### Records contained in a dataset:
================

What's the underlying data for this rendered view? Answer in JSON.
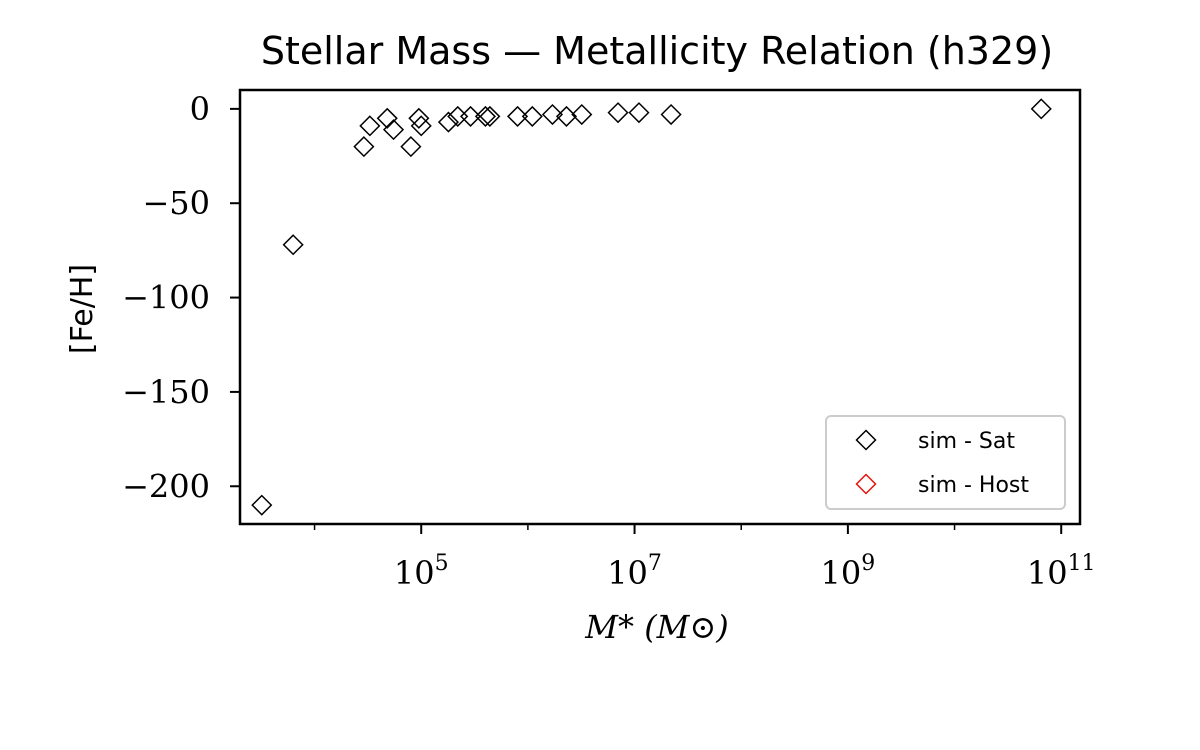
{
  "chart_data": {
    "type": "scatter",
    "title": "Stellar Mass — Metallicity Relation (h329)",
    "xlabel": "M* (M⊙)",
    "ylabel": "[Fe/H]",
    "x_scale": "log",
    "xlim": [
      2000,
      150000000000
    ],
    "ylim": [
      -220,
      10
    ],
    "x_ticks": [
      {
        "value": 100000,
        "base": "10",
        "exp": "5"
      },
      {
        "value": 10000000,
        "base": "10",
        "exp": "7"
      },
      {
        "value": 1000000000,
        "base": "10",
        "exp": "9"
      },
      {
        "value": 100000000000,
        "base": "10",
        "exp": "11"
      }
    ],
    "y_ticks": [
      {
        "value": 0,
        "label": "0"
      },
      {
        "value": -50,
        "label": "−50"
      },
      {
        "value": -100,
        "label": "−100"
      },
      {
        "value": -150,
        "label": "−150"
      },
      {
        "value": -200,
        "label": "−200"
      }
    ],
    "grid": false,
    "legend_position": "lower-right",
    "marker": "diamond-open",
    "series": [
      {
        "name": "sim - Sat",
        "color": "#000000",
        "points": [
          {
            "x": 3200,
            "y": -210
          },
          {
            "x": 6300,
            "y": -72
          },
          {
            "x": 29000,
            "y": -20
          },
          {
            "x": 33000,
            "y": -9
          },
          {
            "x": 48000,
            "y": -5
          },
          {
            "x": 55000,
            "y": -11
          },
          {
            "x": 80000,
            "y": -20
          },
          {
            "x": 95000,
            "y": -5
          },
          {
            "x": 100000,
            "y": -9
          },
          {
            "x": 180000,
            "y": -7
          },
          {
            "x": 220000,
            "y": -4
          },
          {
            "x": 290000,
            "y": -4
          },
          {
            "x": 400000,
            "y": -4
          },
          {
            "x": 440000,
            "y": -4
          },
          {
            "x": 800000,
            "y": -4
          },
          {
            "x": 1100000,
            "y": -4
          },
          {
            "x": 1700000,
            "y": -3
          },
          {
            "x": 2300000,
            "y": -4
          },
          {
            "x": 3200000,
            "y": -3
          },
          {
            "x": 7000000,
            "y": -2
          },
          {
            "x": 11000000,
            "y": -2
          },
          {
            "x": 22000000,
            "y": -3
          },
          {
            "x": 65000000000,
            "y": 0
          }
        ]
      },
      {
        "name": "sim - Host",
        "color": "#e8150b",
        "points": []
      }
    ]
  }
}
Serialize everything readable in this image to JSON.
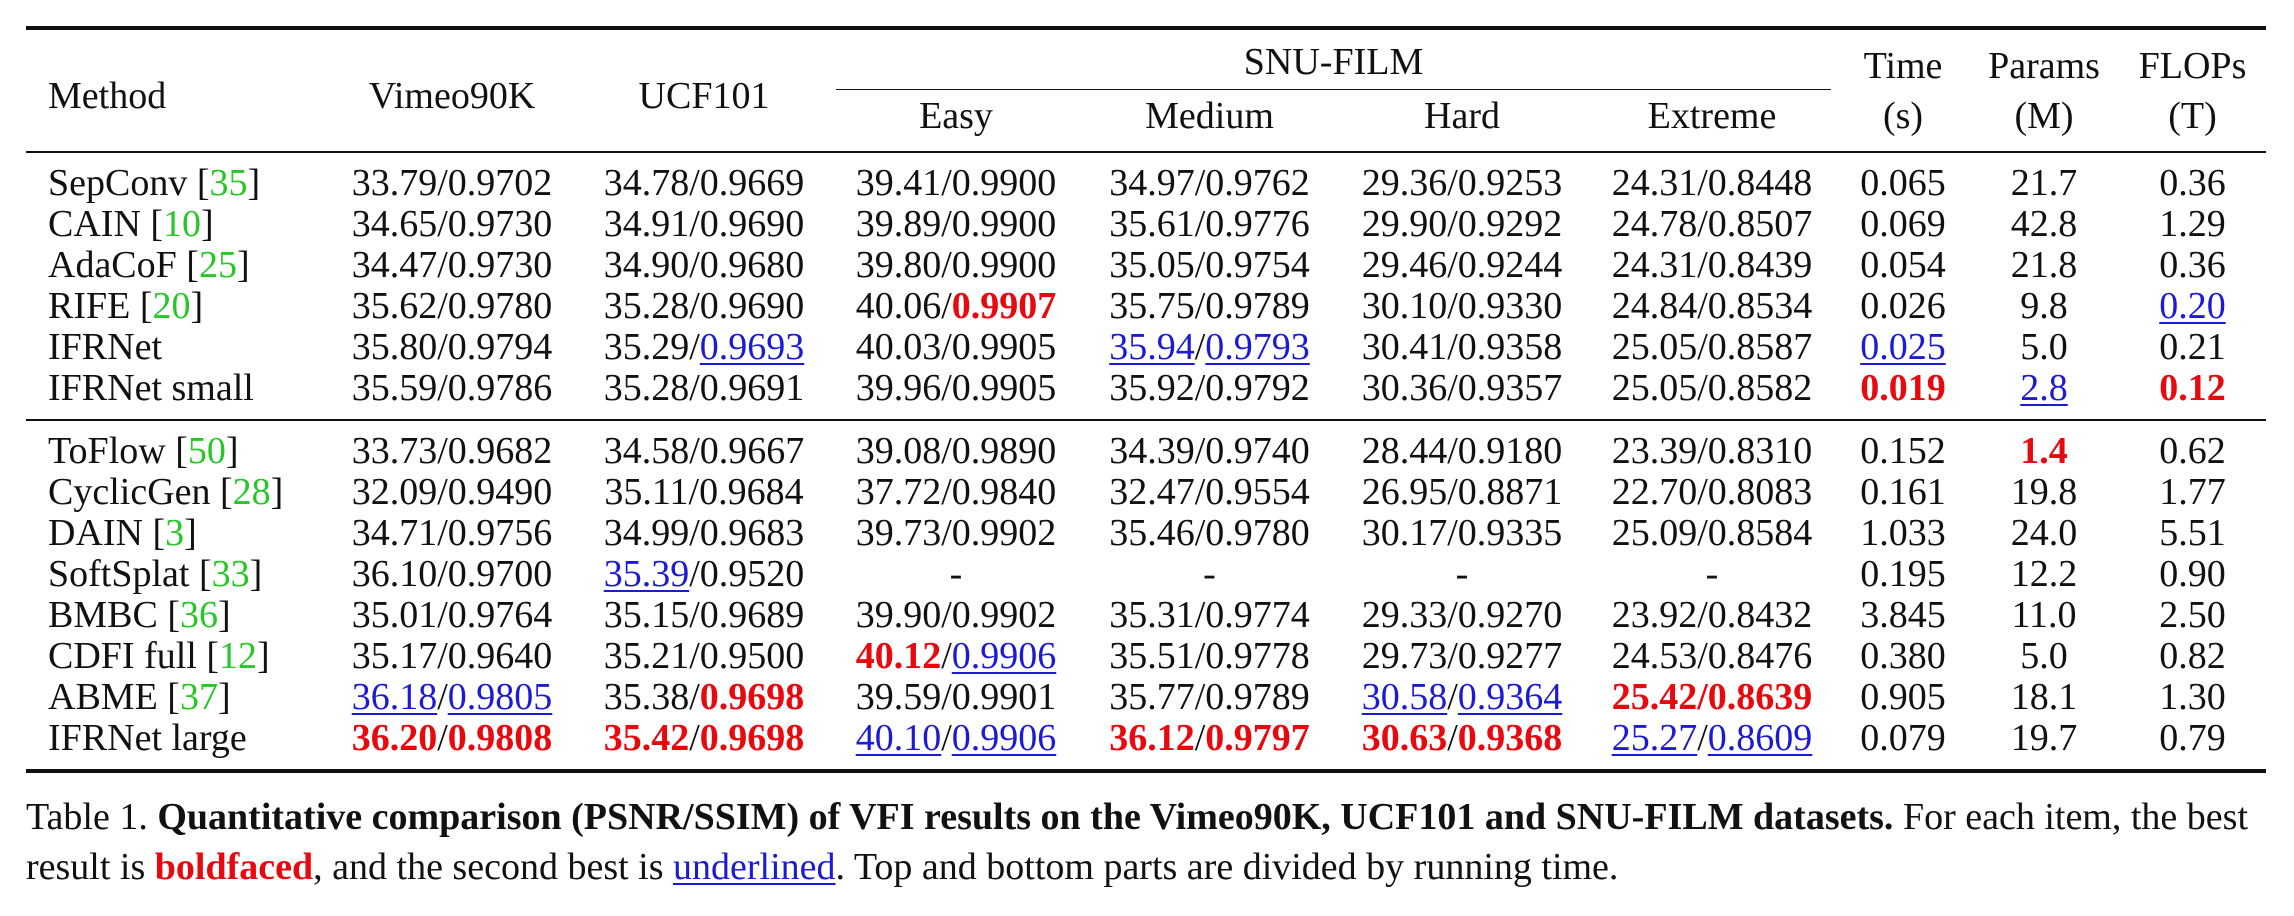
{
  "header": {
    "method": "Method",
    "vimeo": "Vimeo90K",
    "ucf": "UCF101",
    "snu": "SNU-FILM",
    "easy": "Easy",
    "medium": "Medium",
    "hard": "Hard",
    "extreme": "Extreme",
    "time": "Time",
    "time_unit": "(s)",
    "params": "Params",
    "params_unit": "(M)",
    "flops": "FLOPs",
    "flops_unit": "(T)"
  },
  "group1": [
    {
      "method": "SepConv ",
      "ref": "35",
      "cells": [
        "33.79/0.9702",
        "34.78/0.9669",
        "39.41/0.9900",
        "34.97/0.9762",
        "29.36/0.9253",
        "24.31/0.8448",
        "0.065",
        "21.7",
        "0.36"
      ]
    },
    {
      "method": "CAIN ",
      "ref": "10",
      "cells": [
        "34.65/0.9730",
        "34.91/0.9690",
        "39.89/0.9900",
        "35.61/0.9776",
        "29.90/0.9292",
        "24.78/0.8507",
        "0.069",
        "42.8",
        "1.29"
      ]
    },
    {
      "method": "AdaCoF ",
      "ref": "25",
      "cells": [
        "34.47/0.9730",
        "34.90/0.9680",
        "39.80/0.9900",
        "35.05/0.9754",
        "29.46/0.9244",
        "24.31/0.8439",
        "0.054",
        "21.8",
        "0.36"
      ]
    },
    {
      "method": "RIFE ",
      "ref": "20",
      "cells": [
        "35.62/0.9780",
        "35.28/0.9690",
        "40.06/",
        "35.75/0.9789",
        "30.10/0.9330",
        "24.84/0.8534",
        "0.026",
        "9.8",
        ""
      ],
      "rife_best": "0.9907",
      "rife_flops": "0.20"
    },
    {
      "method": "IFRNet",
      "ref": "",
      "cells": [
        "35.80/0.9794",
        "35.29/",
        "40.03/0.9905",
        "",
        "30.41/0.9358",
        "25.05/0.8587",
        "",
        "5.0",
        "0.21"
      ],
      "ucf_second": "0.9693",
      "med_a": "35.94",
      "med_b": "0.9793",
      "time_second": "0.025"
    },
    {
      "method": "IFRNet small",
      "ref": "",
      "cells": [
        "35.59/0.9786",
        "35.28/0.9691",
        "39.96/0.9905",
        "35.92/0.9792",
        "30.36/0.9357",
        "25.05/0.8582",
        "",
        "",
        ""
      ],
      "time_best": "0.019",
      "params_second": "2.8",
      "flops_best": "0.12"
    }
  ],
  "group2": [
    {
      "method": "ToFlow ",
      "ref": "50",
      "cells": [
        "33.73/0.9682",
        "34.58/0.9667",
        "39.08/0.9890",
        "34.39/0.9740",
        "28.44/0.9180",
        "23.39/0.8310",
        "0.152",
        "",
        "0.62"
      ],
      "params_best": "1.4"
    },
    {
      "method": "CyclicGen ",
      "ref": "28",
      "cells": [
        "32.09/0.9490",
        "35.11/0.9684",
        "37.72/0.9840",
        "32.47/0.9554",
        "26.95/0.8871",
        "22.70/0.8083",
        "0.161",
        "19.8",
        "1.77"
      ]
    },
    {
      "method": "DAIN ",
      "ref": "3",
      "cells": [
        "34.71/0.9756",
        "34.99/0.9683",
        "39.73/0.9902",
        "35.46/0.9780",
        "30.17/0.9335",
        "25.09/0.8584",
        "1.033",
        "24.0",
        "5.51"
      ]
    },
    {
      "method": "SoftSplat ",
      "ref": "33",
      "cells": [
        "36.10/0.9700",
        "/0.9520",
        "-",
        "-",
        "-",
        "-",
        "0.195",
        "12.2",
        "0.90"
      ],
      "ucf_second": "35.39"
    },
    {
      "method": "BMBC ",
      "ref": "36",
      "cells": [
        "35.01/0.9764",
        "35.15/0.9689",
        "39.90/0.9902",
        "35.31/0.9774",
        "29.33/0.9270",
        "23.92/0.8432",
        "3.845",
        "11.0",
        "2.50"
      ]
    },
    {
      "method": "CDFI full ",
      "ref": "12",
      "cells": [
        "35.17/0.9640",
        "35.21/0.9500",
        "",
        "35.51/0.9778",
        "29.73/0.9277",
        "24.53/0.8476",
        "0.380",
        "5.0",
        "0.82"
      ],
      "easy_best": "40.12",
      "easy_second": "0.9906"
    },
    {
      "method": "ABME ",
      "ref": "37",
      "cells": [
        "",
        "35.38/",
        "39.59/0.9901",
        "35.77/0.9789",
        "",
        "",
        "0.905",
        "18.1",
        "1.30"
      ],
      "vimeo_a": "36.18",
      "vimeo_b": "0.9805",
      "ucf_best": "0.9698",
      "hard_a": "30.58",
      "hard_b": "0.9364",
      "ext_a": "25.42",
      "ext_b": "0.8639"
    },
    {
      "method": "IFRNet large",
      "ref": "",
      "cells": [
        "",
        "",
        "",
        "",
        "",
        "",
        "0.079",
        "19.7",
        "0.79"
      ],
      "vimeo_a": "36.20",
      "vimeo_b": "0.9808",
      "ucf_a": "35.42",
      "ucf_b": "0.9698",
      "easy_a": "40.10",
      "easy_b": "0.9906",
      "med_a": "36.12",
      "med_b": "0.9797",
      "hard_a": "30.63",
      "hard_b": "0.9368",
      "ext_a": "25.27",
      "ext_b": "0.8609"
    }
  ],
  "caption": {
    "prefix": "Table 1. ",
    "bold": "Quantitative comparison (PSNR/SSIM) of VFI results on the Vimeo90K, UCF101 and SNU-FILM datasets.",
    "after_bold": " For each item, the best result is ",
    "boldfaced": "boldfaced",
    "mid": ", and the second best is ",
    "underlined": "underlined",
    "end": ". Top and bottom parts are divided by running time."
  },
  "colors": {
    "best": "#e8090f",
    "second": "#1b1bd6",
    "ref": "#28c728"
  }
}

================

### Task prompt:
Write out every line of the listing that holds the word "IFRNet".

### Solved problem:
      "method": "IFRNet",
      "method": "IFRNet small",
      "method": "IFRNet large",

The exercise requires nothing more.